**What the exercise asks**
Show each line that has the string "with" in it.
=== Records supplied ===
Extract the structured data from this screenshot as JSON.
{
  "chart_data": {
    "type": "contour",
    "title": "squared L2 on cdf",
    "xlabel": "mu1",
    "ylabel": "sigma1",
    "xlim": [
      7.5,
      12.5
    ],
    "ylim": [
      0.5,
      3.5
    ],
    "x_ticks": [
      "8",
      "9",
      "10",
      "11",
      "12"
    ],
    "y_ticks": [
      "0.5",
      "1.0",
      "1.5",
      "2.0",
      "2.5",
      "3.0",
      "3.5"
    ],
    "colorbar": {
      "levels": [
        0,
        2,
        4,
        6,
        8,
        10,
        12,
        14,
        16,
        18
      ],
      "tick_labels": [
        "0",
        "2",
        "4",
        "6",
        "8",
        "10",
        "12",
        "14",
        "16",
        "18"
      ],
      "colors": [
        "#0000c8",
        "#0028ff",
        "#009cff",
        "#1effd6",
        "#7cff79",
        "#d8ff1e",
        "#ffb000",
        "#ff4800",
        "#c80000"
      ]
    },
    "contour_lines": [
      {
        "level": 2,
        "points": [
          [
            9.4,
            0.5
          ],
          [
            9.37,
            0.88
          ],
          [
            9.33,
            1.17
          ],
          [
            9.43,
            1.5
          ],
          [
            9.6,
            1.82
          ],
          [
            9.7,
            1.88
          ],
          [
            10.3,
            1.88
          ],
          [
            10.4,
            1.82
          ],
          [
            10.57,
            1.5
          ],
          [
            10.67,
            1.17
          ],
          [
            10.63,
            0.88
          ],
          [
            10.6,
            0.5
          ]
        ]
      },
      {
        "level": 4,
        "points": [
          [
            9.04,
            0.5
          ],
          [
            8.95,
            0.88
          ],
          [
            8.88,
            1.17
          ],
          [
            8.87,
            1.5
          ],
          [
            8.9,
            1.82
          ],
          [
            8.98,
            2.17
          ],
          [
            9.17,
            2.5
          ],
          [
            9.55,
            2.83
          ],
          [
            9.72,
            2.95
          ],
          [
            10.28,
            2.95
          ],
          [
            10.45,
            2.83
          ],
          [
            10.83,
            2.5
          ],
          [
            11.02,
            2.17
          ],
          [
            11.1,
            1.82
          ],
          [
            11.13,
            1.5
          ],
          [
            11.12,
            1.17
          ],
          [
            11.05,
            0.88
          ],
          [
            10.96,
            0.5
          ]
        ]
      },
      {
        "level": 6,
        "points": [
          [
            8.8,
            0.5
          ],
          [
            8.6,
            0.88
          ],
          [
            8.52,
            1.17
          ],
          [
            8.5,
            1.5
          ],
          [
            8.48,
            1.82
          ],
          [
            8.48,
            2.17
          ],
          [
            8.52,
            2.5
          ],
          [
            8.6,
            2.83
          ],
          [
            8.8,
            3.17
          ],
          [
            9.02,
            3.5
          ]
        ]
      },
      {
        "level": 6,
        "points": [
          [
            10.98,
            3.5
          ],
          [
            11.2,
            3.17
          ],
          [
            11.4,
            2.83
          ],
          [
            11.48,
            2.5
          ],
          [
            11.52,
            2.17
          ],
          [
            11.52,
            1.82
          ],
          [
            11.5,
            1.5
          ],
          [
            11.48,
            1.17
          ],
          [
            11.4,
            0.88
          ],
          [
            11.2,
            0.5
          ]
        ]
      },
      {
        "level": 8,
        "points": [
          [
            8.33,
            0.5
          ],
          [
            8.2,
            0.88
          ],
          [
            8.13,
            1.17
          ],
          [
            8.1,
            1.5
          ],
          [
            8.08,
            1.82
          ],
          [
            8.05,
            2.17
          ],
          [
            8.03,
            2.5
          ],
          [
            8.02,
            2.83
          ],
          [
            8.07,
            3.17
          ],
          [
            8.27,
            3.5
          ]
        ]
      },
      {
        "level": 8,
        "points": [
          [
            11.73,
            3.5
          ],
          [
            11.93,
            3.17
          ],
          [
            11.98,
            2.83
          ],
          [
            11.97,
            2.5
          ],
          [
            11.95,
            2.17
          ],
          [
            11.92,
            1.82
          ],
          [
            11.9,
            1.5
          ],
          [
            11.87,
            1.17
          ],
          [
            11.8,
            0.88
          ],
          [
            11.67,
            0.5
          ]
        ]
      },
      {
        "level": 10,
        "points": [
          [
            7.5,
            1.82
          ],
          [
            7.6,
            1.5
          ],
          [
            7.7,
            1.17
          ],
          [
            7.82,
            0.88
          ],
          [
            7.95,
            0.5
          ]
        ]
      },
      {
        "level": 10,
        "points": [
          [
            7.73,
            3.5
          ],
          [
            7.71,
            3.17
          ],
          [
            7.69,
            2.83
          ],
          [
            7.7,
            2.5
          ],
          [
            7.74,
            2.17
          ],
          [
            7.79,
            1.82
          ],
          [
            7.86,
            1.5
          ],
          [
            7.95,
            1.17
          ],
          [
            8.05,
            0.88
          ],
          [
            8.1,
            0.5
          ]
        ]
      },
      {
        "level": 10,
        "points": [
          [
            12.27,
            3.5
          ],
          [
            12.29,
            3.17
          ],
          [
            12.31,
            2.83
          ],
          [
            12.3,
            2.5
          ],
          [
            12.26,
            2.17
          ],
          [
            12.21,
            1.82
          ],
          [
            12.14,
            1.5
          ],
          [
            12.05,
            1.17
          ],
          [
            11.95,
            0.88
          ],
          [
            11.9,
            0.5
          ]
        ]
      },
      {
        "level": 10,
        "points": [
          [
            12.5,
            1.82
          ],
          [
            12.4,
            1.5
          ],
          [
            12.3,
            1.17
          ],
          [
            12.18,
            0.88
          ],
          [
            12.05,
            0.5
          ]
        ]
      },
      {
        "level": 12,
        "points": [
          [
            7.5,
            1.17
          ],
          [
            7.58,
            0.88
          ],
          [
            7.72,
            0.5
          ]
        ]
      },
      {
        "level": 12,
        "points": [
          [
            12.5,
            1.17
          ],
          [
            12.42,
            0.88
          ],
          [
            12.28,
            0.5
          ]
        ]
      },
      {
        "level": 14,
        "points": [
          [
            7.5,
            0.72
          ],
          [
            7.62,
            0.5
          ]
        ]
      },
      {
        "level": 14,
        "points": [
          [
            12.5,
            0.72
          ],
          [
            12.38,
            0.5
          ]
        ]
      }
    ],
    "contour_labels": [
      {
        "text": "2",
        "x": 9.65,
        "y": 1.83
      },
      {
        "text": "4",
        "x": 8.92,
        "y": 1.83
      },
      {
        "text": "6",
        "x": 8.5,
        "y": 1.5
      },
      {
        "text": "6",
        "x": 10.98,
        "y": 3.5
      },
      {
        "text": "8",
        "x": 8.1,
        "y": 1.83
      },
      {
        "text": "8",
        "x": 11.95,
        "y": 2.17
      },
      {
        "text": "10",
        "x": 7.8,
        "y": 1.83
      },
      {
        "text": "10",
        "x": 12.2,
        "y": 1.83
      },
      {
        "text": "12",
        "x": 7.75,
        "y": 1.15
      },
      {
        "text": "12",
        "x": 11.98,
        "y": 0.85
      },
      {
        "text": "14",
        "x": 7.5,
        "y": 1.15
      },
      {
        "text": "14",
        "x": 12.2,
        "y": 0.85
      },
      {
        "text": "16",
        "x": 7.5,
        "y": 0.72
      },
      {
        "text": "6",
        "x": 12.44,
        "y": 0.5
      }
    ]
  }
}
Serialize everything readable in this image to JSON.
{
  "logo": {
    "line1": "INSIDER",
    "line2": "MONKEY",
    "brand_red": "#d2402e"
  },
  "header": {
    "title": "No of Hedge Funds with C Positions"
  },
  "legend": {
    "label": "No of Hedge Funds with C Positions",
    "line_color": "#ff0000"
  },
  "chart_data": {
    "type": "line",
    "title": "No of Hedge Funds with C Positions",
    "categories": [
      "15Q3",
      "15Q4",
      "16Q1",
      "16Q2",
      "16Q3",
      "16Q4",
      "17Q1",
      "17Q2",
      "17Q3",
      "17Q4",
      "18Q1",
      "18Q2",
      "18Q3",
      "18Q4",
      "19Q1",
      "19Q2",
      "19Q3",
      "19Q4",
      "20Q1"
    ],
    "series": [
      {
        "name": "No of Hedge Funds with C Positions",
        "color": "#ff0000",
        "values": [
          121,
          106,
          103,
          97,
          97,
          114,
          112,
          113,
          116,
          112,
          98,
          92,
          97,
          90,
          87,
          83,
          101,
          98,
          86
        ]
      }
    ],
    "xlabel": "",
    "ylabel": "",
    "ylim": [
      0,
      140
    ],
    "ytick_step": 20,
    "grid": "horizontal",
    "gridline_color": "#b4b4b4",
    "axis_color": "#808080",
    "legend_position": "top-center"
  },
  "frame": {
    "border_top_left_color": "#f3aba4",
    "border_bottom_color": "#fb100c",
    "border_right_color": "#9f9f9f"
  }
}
===
**Result of the task**
    "title": "No of Hedge Funds with C Positions"
    "label": "No of Hedge Funds with C Positions",
    "title": "No of Hedge Funds with C Positions",
        "name": "No of Hedge Funds with C Positions",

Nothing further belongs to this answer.